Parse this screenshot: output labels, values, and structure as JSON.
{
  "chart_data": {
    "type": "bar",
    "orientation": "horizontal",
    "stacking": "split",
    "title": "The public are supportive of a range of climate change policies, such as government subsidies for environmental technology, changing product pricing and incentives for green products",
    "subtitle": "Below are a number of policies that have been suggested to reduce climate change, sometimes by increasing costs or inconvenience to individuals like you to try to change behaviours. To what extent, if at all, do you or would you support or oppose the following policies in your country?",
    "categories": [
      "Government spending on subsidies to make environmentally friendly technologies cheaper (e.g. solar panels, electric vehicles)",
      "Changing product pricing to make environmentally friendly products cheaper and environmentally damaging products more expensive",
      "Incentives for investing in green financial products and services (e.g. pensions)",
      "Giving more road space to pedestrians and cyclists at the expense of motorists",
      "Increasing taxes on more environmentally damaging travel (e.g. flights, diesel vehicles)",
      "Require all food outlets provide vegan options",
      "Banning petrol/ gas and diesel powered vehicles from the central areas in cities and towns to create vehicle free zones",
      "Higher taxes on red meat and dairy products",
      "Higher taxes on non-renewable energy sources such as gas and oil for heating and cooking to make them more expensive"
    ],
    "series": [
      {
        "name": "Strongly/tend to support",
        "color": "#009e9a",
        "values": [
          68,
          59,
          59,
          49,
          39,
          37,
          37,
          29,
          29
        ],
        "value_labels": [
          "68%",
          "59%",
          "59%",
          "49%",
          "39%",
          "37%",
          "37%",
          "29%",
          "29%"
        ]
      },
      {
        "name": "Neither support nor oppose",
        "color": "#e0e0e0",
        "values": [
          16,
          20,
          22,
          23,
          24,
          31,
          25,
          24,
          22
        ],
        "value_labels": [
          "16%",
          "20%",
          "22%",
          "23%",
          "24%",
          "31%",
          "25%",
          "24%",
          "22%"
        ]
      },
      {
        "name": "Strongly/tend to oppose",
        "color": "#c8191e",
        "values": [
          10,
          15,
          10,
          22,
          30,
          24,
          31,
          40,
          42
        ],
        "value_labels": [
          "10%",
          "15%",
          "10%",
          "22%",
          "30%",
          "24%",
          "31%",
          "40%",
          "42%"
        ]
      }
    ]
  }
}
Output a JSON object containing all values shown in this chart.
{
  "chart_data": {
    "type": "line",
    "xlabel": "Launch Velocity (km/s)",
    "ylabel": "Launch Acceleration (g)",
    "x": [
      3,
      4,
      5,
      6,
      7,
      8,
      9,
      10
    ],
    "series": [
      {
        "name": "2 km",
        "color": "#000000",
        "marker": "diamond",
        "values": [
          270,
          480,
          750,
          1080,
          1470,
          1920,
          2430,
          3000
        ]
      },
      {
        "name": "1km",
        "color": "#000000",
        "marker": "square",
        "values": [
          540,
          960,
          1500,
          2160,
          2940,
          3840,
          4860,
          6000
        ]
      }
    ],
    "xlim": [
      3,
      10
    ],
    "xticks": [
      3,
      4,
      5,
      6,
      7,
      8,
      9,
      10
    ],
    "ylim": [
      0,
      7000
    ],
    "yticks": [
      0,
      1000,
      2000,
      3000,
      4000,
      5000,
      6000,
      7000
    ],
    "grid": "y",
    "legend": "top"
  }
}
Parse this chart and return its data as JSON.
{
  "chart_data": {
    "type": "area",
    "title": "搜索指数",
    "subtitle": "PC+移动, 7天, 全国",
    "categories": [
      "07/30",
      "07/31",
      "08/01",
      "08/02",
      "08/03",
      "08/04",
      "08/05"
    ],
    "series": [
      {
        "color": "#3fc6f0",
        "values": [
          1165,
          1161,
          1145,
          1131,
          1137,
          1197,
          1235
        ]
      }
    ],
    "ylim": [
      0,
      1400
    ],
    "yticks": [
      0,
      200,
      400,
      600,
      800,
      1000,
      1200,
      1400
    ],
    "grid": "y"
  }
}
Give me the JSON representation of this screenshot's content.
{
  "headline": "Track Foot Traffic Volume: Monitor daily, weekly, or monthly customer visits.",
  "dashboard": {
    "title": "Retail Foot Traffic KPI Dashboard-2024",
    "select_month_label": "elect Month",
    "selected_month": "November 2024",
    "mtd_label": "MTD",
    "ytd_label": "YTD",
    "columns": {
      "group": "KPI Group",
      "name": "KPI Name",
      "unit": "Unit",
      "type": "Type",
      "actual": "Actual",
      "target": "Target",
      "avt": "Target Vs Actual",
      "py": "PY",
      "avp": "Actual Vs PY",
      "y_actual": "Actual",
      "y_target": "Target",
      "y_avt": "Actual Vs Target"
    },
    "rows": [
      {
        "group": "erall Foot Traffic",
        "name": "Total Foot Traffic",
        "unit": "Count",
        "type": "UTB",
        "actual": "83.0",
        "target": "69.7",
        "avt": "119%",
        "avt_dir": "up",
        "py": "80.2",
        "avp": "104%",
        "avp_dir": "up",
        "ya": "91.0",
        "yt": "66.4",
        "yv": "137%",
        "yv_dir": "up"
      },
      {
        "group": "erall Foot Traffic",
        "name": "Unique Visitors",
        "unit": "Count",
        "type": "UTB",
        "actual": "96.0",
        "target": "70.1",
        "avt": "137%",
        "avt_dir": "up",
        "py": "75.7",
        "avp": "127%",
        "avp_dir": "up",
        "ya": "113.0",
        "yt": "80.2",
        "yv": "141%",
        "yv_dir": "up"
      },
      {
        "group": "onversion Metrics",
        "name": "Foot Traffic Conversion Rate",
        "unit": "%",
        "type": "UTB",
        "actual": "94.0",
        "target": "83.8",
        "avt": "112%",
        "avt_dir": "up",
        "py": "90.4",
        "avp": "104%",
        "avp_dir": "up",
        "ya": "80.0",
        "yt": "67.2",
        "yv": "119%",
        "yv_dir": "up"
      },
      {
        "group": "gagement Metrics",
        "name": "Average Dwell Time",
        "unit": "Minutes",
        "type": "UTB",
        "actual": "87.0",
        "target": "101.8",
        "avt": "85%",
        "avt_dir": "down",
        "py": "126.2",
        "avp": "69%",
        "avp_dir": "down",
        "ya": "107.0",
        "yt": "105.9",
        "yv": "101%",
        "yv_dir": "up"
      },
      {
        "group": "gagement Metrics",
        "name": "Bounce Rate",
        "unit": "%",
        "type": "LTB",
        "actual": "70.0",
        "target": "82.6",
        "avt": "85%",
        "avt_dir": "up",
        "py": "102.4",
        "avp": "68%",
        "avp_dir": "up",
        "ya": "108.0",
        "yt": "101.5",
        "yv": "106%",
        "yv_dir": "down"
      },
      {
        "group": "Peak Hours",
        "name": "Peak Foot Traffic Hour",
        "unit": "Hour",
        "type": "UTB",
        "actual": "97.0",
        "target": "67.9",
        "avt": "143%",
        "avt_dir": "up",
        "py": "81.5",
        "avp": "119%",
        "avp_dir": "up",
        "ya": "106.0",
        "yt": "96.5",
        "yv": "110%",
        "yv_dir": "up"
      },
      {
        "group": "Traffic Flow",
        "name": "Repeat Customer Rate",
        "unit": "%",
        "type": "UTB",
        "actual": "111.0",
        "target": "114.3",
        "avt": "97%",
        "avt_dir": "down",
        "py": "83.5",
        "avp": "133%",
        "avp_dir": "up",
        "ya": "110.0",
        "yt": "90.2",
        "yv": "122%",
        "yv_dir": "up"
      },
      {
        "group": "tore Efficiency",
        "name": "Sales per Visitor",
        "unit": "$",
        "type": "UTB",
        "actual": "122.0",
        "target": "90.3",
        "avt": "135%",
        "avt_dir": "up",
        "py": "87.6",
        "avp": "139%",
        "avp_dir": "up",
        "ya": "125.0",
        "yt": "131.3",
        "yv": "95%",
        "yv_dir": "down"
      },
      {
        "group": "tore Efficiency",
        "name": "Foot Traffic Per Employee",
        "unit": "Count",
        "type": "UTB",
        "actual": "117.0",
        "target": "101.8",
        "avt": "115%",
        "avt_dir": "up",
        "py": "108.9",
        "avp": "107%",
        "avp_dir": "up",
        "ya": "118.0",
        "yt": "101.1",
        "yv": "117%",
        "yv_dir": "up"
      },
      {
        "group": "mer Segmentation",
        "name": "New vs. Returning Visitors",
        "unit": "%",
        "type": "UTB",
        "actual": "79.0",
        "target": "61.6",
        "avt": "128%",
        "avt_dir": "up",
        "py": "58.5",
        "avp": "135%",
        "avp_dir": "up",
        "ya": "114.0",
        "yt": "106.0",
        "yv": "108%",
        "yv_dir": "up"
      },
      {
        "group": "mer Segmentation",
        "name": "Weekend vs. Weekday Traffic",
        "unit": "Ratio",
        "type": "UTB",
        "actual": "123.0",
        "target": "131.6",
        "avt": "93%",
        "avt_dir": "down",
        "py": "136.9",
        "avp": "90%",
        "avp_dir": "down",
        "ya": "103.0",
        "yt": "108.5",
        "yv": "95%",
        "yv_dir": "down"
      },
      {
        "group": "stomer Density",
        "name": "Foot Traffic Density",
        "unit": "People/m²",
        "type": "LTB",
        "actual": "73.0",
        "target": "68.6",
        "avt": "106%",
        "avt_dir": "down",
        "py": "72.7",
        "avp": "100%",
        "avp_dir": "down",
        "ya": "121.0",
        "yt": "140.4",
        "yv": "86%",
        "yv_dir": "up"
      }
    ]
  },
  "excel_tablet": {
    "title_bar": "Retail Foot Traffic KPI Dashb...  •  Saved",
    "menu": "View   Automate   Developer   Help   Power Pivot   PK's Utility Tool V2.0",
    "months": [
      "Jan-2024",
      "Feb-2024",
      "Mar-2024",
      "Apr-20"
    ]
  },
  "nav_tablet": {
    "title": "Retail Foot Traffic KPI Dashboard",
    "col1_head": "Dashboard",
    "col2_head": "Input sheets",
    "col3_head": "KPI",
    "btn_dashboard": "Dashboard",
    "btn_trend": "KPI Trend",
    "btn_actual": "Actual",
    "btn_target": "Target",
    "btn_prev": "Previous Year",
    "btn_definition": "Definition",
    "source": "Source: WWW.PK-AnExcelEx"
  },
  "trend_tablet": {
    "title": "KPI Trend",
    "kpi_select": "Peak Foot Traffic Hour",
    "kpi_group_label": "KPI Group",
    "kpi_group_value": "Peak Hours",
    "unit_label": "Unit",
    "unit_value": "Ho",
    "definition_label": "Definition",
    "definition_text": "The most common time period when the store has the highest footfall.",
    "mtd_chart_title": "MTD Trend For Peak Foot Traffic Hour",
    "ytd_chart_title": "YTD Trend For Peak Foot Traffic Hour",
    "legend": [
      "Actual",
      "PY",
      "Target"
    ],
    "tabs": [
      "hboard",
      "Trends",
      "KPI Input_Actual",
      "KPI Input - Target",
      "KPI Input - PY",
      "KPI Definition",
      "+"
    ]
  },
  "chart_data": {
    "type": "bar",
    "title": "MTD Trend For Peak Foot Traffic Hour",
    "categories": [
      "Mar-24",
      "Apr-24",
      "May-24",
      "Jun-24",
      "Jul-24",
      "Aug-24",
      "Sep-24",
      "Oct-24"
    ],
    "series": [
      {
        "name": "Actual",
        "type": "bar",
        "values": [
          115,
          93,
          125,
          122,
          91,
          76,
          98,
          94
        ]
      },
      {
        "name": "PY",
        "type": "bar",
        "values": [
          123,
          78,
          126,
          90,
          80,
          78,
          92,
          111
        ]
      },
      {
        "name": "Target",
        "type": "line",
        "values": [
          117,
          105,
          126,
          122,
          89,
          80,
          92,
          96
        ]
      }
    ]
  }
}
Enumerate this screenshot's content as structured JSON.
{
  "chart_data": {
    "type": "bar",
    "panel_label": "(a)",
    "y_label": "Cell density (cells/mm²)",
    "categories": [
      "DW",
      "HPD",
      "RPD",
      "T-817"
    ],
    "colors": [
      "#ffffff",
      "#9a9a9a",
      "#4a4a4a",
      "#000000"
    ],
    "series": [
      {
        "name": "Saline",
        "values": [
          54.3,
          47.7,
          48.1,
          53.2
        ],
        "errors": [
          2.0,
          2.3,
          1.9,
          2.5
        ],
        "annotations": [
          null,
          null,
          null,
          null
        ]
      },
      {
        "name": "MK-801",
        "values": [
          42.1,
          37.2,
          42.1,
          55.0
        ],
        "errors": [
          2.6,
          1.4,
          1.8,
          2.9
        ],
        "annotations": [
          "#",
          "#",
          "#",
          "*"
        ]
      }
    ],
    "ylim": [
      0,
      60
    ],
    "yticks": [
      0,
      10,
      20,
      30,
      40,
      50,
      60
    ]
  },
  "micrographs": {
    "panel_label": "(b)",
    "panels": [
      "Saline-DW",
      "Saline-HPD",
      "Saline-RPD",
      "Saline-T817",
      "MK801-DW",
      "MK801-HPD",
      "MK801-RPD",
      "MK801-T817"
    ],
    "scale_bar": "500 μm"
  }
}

····················

- [Do this]
Check every line in the material above for the string "pricing", then give only the number of lines that have it.

- [Answer below]
2